◆ WHAT IS ASKED:
• a. According to the passage on Harar, what award did the city receive in 2003, and from whom?
• b. State whether each statement agrees with the passage on Harar, and quote the words that decide it: (i) Harar lies 500 kilometers east of Addis Ababa. (ii) Amina Adulahi is the granddaughter of King Abadir Shakur. (iii) Zekaria describes Harar as "the forgotten city of Islam."
• c. Carry on the passage on Harar after its final sentence.

◆ PAGE TEXT:
◇ ◇ ◇

As an historian and professor, but more importantly as a Harar native, Zekaria knows the significance of this place as well as any Ethiopian or Muslim scholar, and he is on a mission to call attention to the city, which to him is "the forgotten city of Islam."
Recently, Ahmed's job was made easier. In 2003 the city, 500 kilometers (about 311 miles) east of Ethiopia's capital Addis Ababa, was given a World City of Peace award by the United Nations, in honor of Harar's unique ability to accommodate many ethnicities in a small space without conflict, in a region often beset by tribal and border clashes.
Seventy-year-old Amina Adulahi, the great-great-granddaughter of the Harari king Abadir Shakur, believes the award to be well-deserved. "Harar is a city of love," the still-spry Amina says, bustling through the city's lovely environs, followed by her four beautiful daughters. "Regardless of religion or ethnicity, you can come to Harar and drink and eat in peace."

◇ ◇ ◇

◆ RECORD LIST:
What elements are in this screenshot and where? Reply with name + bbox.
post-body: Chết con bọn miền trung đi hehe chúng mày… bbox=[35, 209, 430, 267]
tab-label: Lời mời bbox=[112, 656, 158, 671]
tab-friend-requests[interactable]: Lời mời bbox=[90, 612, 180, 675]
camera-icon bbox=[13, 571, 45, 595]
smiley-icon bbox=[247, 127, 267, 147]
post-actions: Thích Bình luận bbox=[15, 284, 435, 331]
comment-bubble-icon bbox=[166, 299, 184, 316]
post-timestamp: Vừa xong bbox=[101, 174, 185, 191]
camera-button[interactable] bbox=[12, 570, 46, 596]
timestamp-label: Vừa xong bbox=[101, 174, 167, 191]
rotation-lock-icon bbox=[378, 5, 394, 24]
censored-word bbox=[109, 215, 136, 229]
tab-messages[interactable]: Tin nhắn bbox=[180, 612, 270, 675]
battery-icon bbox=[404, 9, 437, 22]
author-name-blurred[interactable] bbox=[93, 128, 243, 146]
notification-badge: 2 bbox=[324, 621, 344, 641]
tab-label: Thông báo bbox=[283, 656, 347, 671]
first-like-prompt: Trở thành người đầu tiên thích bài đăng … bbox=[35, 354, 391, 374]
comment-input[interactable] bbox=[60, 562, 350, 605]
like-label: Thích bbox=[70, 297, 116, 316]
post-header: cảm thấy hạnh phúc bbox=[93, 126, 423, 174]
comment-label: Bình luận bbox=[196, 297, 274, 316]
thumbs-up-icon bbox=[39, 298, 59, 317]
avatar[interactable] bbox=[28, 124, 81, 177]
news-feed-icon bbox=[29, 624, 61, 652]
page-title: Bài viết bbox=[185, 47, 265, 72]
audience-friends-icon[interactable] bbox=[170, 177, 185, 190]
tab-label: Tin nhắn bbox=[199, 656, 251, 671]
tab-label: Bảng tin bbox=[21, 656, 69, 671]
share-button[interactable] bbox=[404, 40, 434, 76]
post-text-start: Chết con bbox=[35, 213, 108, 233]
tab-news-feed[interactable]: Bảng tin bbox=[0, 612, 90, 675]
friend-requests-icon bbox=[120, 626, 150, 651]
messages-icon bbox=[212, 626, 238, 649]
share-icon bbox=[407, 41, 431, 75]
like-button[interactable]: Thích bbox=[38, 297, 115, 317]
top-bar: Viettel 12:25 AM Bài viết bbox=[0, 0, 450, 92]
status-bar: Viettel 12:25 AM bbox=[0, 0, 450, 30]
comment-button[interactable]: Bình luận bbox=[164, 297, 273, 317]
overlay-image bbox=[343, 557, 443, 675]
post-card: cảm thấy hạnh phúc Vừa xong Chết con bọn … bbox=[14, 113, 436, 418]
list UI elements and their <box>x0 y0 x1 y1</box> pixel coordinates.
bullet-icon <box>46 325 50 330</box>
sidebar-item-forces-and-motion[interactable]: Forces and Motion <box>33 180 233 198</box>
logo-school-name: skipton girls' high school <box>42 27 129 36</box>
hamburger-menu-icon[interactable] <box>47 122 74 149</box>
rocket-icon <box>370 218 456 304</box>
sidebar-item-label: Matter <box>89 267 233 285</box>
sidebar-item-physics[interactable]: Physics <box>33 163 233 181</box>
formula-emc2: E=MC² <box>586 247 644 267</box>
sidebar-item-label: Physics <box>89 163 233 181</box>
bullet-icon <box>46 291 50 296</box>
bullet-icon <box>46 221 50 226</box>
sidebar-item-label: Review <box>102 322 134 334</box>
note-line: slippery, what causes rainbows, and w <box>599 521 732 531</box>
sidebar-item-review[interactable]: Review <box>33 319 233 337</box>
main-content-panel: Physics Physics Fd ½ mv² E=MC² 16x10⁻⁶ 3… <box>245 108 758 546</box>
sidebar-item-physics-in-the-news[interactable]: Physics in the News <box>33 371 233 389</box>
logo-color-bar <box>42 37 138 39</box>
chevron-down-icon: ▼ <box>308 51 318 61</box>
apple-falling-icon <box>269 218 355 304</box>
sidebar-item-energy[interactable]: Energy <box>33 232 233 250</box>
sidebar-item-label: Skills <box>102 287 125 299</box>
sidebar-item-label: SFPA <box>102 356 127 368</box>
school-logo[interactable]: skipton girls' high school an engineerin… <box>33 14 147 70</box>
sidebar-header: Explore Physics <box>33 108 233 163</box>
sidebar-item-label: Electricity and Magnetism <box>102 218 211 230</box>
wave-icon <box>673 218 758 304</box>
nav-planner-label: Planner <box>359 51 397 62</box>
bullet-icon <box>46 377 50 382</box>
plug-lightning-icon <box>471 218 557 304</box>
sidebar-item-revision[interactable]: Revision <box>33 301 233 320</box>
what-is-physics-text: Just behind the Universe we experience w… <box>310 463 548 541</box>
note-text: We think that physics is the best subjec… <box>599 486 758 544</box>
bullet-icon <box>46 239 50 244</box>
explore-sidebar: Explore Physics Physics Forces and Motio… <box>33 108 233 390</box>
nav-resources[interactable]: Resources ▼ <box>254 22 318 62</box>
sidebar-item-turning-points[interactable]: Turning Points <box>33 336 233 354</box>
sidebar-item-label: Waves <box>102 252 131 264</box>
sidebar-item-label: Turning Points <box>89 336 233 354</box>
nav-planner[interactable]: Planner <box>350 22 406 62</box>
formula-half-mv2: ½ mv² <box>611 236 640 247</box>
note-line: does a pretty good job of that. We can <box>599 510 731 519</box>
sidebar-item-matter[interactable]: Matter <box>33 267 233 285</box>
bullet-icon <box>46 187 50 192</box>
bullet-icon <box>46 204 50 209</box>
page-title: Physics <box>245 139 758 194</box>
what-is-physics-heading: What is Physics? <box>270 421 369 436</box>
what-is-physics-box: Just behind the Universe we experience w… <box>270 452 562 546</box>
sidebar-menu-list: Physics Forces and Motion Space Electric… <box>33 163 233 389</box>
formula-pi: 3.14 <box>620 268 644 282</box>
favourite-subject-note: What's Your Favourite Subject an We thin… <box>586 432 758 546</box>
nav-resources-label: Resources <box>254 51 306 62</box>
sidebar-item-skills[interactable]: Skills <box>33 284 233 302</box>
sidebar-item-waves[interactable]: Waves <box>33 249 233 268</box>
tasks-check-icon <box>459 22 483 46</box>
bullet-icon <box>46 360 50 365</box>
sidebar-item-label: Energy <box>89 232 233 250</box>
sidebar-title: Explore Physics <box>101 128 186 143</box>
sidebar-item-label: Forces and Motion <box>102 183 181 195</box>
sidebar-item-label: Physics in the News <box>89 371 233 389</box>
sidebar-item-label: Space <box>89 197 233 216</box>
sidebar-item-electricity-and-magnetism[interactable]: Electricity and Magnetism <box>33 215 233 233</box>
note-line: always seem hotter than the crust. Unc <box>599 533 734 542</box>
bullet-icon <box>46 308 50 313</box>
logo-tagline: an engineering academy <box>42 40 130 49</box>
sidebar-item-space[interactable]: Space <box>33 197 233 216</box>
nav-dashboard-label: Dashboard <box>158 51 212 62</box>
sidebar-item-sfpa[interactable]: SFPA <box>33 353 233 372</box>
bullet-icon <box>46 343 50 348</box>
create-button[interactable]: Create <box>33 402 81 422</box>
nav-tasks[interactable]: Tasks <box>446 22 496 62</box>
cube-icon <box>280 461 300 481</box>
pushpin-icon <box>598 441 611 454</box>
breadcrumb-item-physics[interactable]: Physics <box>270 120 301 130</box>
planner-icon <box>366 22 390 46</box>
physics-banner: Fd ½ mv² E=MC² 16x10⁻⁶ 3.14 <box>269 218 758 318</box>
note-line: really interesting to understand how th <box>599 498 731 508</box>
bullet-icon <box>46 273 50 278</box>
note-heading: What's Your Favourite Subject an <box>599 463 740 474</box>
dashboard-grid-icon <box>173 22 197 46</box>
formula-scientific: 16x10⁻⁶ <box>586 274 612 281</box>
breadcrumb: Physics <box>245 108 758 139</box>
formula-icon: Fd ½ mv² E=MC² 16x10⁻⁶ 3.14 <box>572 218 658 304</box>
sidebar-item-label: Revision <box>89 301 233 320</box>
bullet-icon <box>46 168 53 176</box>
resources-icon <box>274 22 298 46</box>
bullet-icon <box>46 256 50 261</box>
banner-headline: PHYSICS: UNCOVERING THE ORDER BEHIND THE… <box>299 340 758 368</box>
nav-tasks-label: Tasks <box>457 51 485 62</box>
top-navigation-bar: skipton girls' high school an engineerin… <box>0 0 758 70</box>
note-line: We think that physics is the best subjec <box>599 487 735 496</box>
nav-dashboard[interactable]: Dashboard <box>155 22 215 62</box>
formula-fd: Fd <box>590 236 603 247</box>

◇ ◇ ◇

◆ SET OF ANSWERS:
• a. Harar received a World City of Peace award from the United Nations.

• b.
(i) Yes: "500 kilometers (about 311 miles) east of Ethiopia's capital Addis Ababa"
(ii) No: "the great-great-granddaughter of the Harari king Abadir Shakur"
(iii) Yes: "which to him is "the forgotten city of Islam.""

• c.
Shakib Djidawi, curator of the city's Rimbaud Museum, says: "Harar is like the Noah's Ark of culture. We have dark skinned people; light skinned people. Every Harari is multilingual, and they are very peaceful. Harar should be an example for the world - so many cultures coexist [here] peacefully."
More significant than the City of Peace award was the decision by the United Nations Education, Scientific, and Cultural Organization (UNESCO) to include Harar on its list of World Heritage sites this year, the seventh such distinction for Ethiopia. With this recognition, Harar's international profile should have risen dramatically. So far, though, it hasn't.
Special parliamentary representative to the city of Harar, Abdusamad Idris, says the city's oversight of the city has been largely due to the Ethiopian government's ill-will toward the city's Muslim community and the administration's efforts to suppress Harar's religious history.
"There is no promotion [carried out] by the central government for Harar; only for [Ethiopia's] northern cities," Abdusamad says, in reference to the tourism push for several historic Christian sites elsewhere in Ethiopia. He adds the government has "an agenda" to ignore Harar "because it's a Muslim city; they want it to be forgotten." What is crucial in letting the world know about this Ethiopian jewel therefore was indeed "promotion - from all sides. If the central government would only believe in it, believe that we are also Ethiopians, things could change."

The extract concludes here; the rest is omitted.